▸ TASK DIRECTIONS
State how many lines of the entries include the string "Multiple", please, leaving out everything but the number.

▸ GIVEN INFORMATION
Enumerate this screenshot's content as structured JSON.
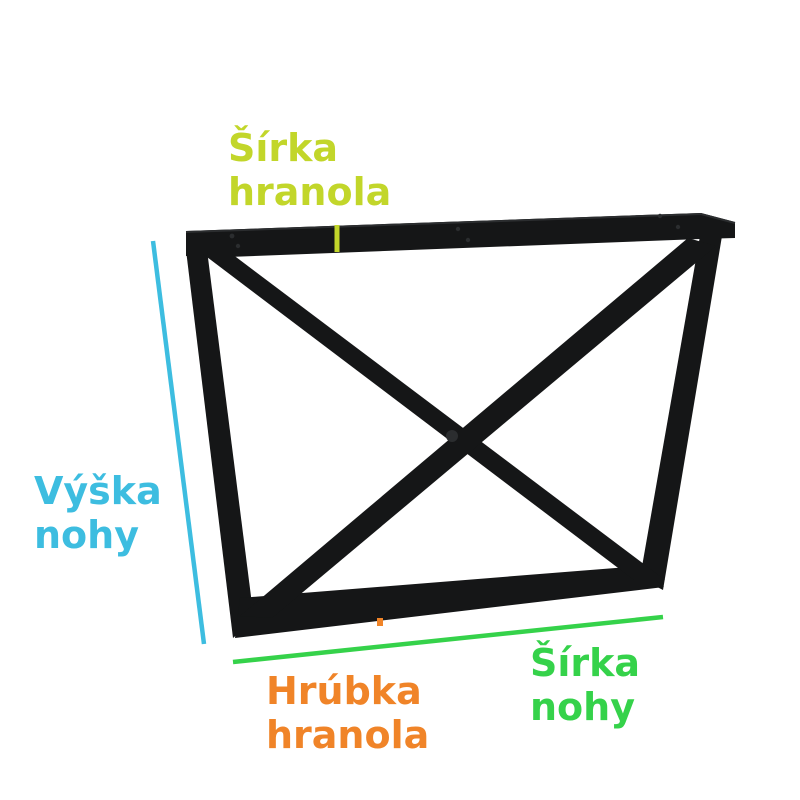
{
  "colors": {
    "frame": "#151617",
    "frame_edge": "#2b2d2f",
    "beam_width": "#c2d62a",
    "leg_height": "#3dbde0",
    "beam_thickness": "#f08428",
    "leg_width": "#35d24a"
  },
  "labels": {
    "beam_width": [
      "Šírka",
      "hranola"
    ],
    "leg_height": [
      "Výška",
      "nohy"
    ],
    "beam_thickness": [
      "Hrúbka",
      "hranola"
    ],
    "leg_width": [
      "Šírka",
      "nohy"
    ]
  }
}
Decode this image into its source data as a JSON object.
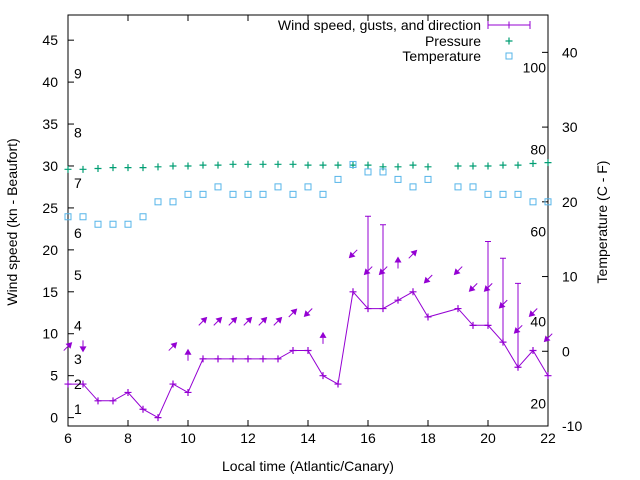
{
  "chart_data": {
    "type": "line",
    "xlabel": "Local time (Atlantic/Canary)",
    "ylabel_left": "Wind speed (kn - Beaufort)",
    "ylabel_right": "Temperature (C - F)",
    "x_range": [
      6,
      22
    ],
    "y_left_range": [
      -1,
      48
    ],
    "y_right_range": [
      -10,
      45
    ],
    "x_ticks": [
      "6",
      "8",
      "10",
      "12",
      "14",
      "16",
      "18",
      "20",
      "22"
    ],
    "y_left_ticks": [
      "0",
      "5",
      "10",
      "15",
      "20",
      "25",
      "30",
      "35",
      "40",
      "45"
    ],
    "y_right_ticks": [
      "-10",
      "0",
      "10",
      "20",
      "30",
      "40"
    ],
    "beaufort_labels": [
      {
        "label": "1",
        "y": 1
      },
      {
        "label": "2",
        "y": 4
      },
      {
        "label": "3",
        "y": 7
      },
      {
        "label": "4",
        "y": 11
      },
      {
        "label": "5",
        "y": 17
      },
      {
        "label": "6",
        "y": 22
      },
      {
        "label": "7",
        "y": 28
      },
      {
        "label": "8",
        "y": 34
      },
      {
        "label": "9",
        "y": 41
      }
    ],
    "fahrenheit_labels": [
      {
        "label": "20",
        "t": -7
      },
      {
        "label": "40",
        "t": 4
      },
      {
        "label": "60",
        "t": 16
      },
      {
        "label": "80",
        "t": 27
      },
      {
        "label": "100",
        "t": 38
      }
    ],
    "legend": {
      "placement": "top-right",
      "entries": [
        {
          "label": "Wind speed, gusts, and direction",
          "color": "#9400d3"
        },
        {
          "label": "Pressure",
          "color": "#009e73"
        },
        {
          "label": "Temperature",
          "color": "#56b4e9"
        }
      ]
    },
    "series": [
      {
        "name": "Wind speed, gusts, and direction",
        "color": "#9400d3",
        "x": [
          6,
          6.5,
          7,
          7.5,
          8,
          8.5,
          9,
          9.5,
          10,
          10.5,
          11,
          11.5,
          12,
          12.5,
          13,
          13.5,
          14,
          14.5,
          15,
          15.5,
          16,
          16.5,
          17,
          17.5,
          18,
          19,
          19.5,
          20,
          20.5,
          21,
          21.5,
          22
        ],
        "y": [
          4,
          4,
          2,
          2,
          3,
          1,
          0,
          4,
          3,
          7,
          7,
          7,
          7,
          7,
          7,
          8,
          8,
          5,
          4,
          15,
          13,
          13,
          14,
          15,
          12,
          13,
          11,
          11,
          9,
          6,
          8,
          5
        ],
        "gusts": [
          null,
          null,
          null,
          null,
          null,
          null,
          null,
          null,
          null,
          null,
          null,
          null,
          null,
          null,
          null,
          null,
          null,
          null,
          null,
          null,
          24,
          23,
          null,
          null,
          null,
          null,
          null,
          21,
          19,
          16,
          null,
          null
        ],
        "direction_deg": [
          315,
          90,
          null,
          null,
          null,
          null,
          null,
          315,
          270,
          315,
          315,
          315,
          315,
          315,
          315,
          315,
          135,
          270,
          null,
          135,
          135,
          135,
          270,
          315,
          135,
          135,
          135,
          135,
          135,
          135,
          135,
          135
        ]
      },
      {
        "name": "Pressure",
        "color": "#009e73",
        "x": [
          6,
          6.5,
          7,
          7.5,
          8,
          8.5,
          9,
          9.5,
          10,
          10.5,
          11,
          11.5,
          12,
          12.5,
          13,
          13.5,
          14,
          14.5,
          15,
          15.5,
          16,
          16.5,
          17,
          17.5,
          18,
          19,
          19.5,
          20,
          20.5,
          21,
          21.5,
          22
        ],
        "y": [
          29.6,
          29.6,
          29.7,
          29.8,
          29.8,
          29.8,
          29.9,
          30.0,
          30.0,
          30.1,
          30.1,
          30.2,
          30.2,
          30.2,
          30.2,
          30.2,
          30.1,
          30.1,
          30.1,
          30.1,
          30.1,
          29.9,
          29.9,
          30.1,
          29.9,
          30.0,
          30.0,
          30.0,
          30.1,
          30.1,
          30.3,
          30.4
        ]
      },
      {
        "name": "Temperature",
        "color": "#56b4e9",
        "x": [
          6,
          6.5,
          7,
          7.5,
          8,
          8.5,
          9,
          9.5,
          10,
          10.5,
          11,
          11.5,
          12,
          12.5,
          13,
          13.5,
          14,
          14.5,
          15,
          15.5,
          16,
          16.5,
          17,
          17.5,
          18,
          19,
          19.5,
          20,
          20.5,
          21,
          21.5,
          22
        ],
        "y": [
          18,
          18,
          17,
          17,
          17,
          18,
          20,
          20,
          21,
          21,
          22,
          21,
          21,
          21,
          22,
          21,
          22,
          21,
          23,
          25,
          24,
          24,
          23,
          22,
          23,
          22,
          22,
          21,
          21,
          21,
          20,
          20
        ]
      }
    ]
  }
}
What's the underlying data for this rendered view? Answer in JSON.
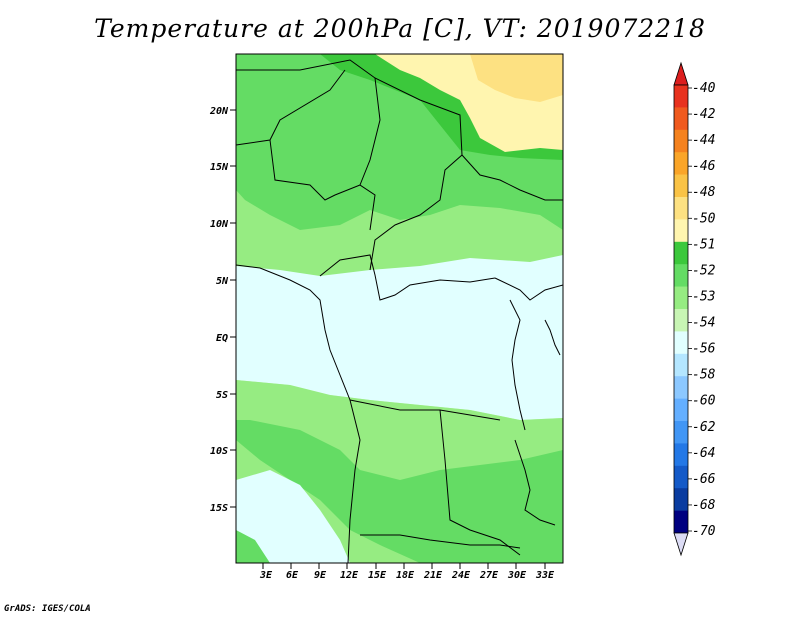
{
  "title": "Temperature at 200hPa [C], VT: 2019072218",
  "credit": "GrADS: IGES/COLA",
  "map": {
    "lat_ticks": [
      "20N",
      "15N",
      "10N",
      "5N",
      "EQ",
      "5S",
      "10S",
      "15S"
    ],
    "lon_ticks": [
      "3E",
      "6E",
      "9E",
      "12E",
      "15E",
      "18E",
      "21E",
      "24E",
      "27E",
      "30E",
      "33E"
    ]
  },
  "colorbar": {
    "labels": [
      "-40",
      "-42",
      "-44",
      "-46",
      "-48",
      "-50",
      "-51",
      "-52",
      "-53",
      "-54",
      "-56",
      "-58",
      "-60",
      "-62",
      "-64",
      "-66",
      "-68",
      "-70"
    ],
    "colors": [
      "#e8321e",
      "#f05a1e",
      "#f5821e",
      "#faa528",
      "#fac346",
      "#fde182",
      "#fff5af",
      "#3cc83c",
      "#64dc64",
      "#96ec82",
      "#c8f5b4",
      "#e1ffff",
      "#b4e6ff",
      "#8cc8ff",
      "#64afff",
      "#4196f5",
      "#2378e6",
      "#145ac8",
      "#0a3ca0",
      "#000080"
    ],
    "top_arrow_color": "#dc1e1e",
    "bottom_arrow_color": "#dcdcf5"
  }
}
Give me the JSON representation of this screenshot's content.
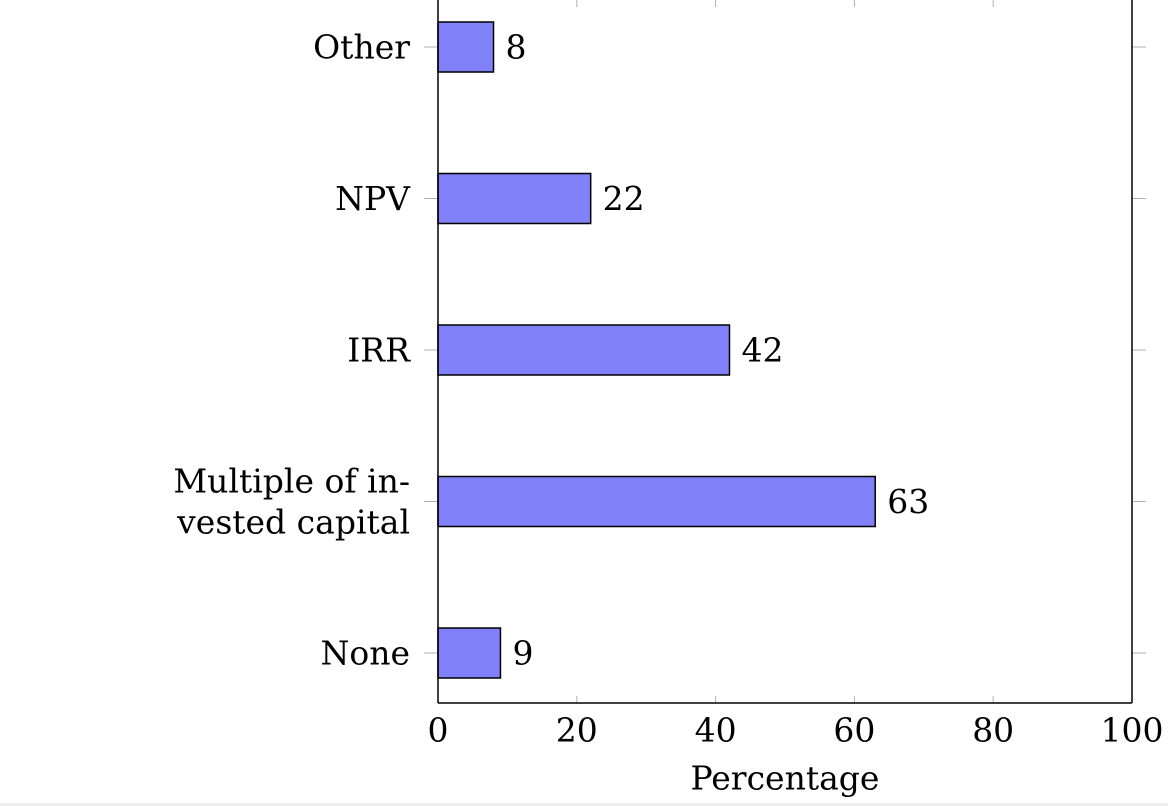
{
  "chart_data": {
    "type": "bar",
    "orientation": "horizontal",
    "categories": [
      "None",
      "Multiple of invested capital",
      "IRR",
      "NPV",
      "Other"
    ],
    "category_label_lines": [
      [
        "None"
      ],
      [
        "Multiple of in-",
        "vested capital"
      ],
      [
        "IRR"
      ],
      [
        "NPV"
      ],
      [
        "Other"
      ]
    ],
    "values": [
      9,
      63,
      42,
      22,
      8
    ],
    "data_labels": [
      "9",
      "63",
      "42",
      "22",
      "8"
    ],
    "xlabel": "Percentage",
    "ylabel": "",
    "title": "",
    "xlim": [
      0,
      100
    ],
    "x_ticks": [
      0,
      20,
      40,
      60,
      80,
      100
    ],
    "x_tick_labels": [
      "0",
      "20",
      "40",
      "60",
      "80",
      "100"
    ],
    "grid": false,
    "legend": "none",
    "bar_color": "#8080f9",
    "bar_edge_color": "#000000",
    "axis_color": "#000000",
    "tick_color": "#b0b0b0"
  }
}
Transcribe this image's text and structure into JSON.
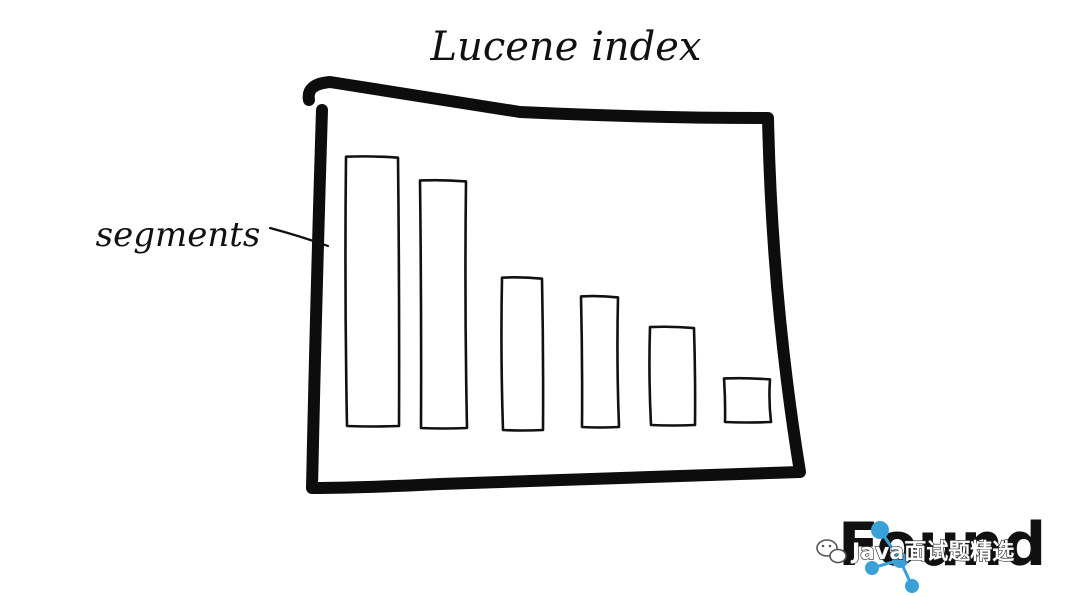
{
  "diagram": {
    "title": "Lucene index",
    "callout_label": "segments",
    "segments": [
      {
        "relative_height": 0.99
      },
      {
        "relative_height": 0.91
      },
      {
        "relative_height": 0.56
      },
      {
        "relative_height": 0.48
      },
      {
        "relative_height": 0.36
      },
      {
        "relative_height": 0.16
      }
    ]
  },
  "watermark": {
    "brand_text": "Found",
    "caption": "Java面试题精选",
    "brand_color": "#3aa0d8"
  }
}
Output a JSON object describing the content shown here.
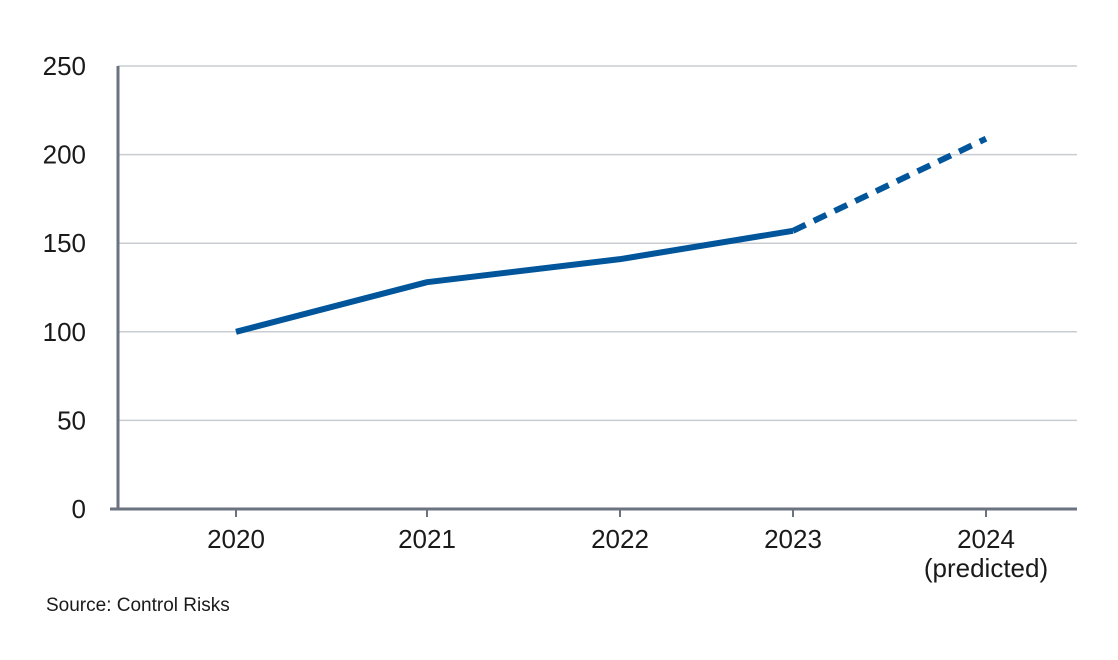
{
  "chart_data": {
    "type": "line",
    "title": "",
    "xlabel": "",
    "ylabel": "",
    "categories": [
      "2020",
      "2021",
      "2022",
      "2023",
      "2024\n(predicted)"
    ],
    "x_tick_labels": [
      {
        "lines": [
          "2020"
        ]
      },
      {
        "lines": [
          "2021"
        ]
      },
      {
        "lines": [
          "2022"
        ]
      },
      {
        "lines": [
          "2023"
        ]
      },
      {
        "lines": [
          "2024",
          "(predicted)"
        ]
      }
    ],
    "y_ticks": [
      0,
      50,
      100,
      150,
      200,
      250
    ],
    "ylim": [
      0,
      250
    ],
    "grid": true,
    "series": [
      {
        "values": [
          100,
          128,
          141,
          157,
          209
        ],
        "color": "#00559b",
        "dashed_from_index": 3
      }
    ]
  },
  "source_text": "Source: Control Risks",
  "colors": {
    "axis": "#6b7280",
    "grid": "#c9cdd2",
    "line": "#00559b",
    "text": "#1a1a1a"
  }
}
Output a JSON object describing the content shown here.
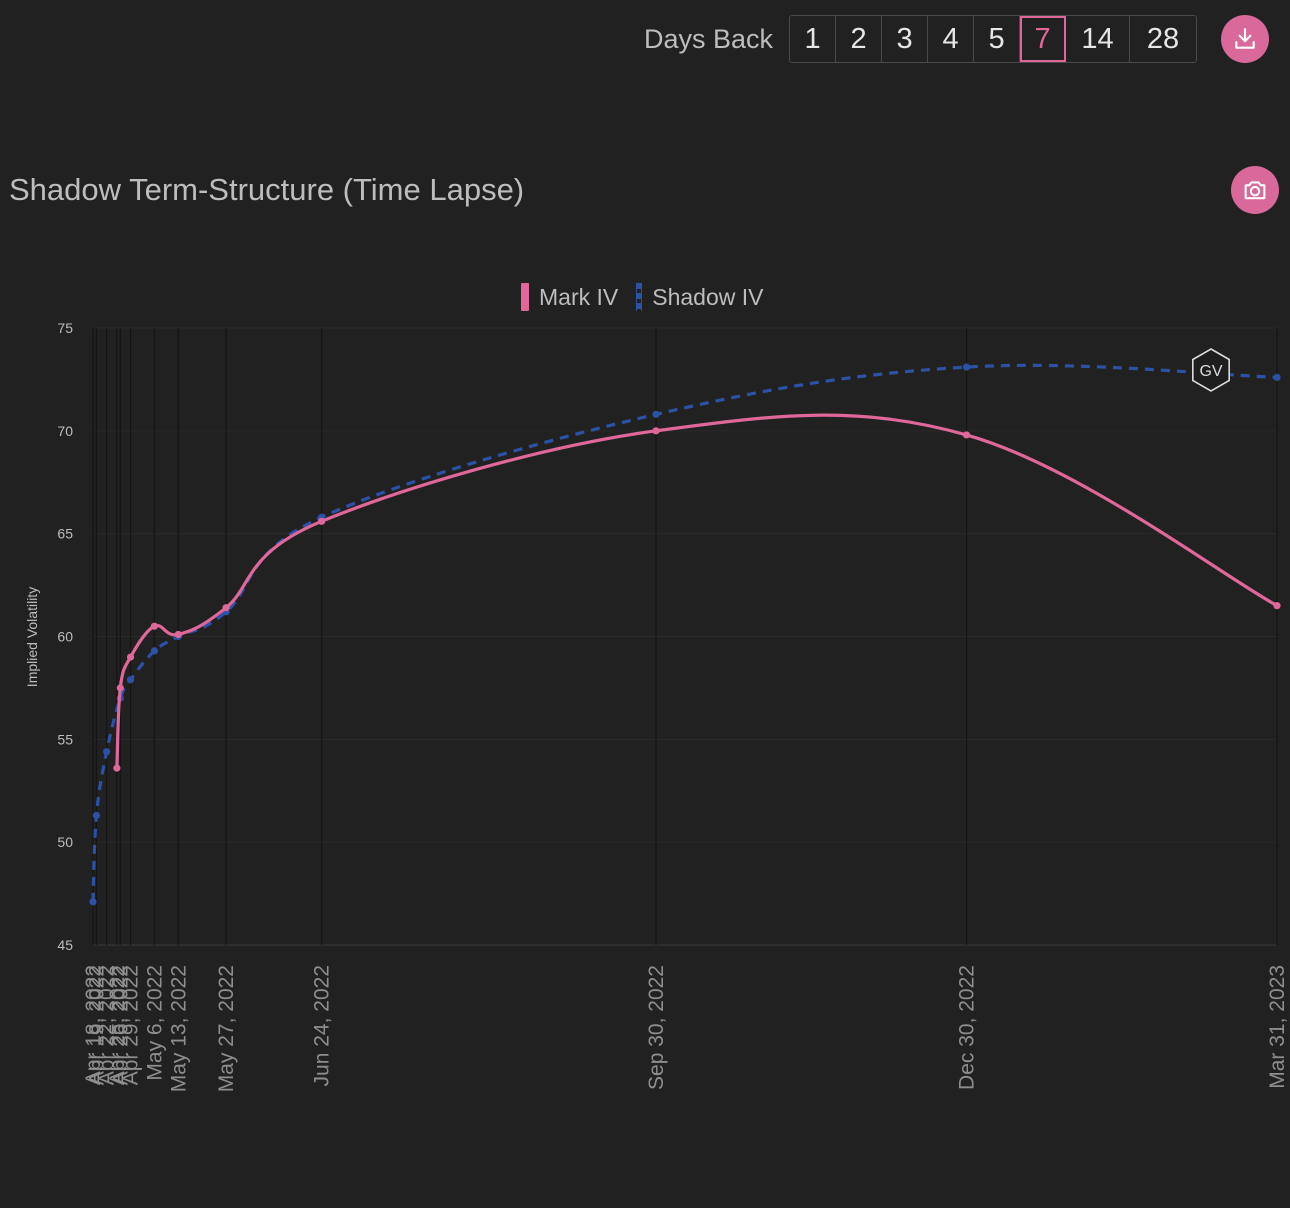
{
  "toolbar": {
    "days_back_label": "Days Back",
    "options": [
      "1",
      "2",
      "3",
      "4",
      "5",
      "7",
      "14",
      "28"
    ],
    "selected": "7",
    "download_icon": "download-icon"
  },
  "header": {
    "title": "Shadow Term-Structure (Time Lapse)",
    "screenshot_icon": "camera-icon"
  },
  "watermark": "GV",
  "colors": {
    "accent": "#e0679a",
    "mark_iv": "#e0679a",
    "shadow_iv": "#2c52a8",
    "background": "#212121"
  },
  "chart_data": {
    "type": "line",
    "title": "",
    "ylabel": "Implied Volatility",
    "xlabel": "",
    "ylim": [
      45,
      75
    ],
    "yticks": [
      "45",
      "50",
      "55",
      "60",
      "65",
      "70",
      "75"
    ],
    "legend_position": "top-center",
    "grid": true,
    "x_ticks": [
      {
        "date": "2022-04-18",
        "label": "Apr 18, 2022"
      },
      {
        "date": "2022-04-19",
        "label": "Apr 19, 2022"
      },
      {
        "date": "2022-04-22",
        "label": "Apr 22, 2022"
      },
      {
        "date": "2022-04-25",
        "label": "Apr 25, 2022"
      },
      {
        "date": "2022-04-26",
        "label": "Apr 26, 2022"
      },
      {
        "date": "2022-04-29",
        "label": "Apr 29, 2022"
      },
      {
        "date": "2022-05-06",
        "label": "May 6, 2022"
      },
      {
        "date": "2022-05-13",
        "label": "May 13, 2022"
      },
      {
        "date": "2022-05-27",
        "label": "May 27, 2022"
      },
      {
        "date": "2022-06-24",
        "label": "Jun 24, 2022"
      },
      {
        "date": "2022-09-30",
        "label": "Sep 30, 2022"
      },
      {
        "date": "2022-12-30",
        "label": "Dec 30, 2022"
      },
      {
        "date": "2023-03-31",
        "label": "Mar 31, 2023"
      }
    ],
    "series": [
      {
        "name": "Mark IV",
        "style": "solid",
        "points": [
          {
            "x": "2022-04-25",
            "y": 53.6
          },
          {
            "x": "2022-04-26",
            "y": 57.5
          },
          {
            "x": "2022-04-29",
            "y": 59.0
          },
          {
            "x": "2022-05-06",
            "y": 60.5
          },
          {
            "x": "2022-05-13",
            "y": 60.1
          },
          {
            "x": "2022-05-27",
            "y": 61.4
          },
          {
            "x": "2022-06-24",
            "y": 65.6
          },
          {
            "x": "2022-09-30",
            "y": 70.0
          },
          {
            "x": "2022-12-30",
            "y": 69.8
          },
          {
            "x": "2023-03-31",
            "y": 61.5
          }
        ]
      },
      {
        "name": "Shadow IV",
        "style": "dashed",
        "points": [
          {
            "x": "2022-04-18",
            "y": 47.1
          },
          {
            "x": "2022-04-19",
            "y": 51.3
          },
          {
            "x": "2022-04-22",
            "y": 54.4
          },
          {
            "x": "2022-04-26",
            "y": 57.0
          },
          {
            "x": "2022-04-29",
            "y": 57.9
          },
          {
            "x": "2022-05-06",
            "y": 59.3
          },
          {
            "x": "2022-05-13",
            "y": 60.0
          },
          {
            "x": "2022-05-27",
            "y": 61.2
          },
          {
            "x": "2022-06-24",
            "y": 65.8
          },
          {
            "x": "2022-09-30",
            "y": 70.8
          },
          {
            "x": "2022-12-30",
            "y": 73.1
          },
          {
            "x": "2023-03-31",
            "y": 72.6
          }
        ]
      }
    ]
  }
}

▸ RESULT BELOW
2